>>>

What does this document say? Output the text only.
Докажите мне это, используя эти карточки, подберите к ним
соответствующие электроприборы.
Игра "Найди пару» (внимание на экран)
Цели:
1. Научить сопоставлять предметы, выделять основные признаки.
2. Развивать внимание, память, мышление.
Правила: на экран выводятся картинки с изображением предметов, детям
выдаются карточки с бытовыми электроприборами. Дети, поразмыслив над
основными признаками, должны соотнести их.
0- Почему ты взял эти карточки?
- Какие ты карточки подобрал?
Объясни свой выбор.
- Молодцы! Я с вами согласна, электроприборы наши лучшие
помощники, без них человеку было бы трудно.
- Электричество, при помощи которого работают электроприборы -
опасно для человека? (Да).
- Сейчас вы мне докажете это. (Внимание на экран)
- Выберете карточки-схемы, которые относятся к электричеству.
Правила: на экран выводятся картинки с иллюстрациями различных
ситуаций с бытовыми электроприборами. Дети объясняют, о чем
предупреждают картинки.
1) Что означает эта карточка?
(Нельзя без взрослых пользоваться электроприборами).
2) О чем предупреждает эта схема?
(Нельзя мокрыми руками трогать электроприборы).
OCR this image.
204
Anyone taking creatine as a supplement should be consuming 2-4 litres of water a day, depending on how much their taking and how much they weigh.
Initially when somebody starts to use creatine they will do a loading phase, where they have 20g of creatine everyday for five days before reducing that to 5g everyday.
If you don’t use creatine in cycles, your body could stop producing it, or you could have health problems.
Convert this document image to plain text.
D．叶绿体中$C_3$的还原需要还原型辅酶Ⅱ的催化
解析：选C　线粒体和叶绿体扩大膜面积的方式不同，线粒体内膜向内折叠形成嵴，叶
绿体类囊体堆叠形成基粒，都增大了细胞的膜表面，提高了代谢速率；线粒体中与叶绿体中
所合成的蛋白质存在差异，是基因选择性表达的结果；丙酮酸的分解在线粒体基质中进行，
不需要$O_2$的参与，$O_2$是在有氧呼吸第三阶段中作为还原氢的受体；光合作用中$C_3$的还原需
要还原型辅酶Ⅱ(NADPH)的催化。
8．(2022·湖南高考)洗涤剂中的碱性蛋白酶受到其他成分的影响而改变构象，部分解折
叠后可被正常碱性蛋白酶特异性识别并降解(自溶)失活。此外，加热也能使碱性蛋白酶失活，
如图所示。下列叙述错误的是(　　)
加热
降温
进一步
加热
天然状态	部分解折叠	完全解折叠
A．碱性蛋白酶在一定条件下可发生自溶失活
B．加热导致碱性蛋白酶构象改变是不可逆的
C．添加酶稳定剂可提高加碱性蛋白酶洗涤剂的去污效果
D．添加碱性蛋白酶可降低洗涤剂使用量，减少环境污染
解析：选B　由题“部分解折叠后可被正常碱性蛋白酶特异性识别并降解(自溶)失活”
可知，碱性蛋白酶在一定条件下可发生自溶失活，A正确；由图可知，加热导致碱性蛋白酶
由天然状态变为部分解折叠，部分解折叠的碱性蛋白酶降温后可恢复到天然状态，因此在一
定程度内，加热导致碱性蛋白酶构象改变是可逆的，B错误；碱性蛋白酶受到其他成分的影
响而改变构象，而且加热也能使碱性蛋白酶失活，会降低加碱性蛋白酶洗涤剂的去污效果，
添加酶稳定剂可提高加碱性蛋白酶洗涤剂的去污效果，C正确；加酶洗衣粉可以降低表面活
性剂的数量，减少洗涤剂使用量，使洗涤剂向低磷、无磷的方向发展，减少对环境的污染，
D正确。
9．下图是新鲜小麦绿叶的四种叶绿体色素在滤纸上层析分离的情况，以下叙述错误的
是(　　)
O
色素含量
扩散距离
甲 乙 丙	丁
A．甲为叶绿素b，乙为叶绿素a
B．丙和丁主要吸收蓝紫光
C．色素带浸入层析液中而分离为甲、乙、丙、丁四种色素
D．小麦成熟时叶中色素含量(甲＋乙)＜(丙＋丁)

<<<

List all lines where "Дети" occurs.

• Response to this task
выдаются карточки с бытовыми электроприборами. Дети, поразмыслив над
ситуаций с бытовыми электроприборами. Дети объясняют, о чем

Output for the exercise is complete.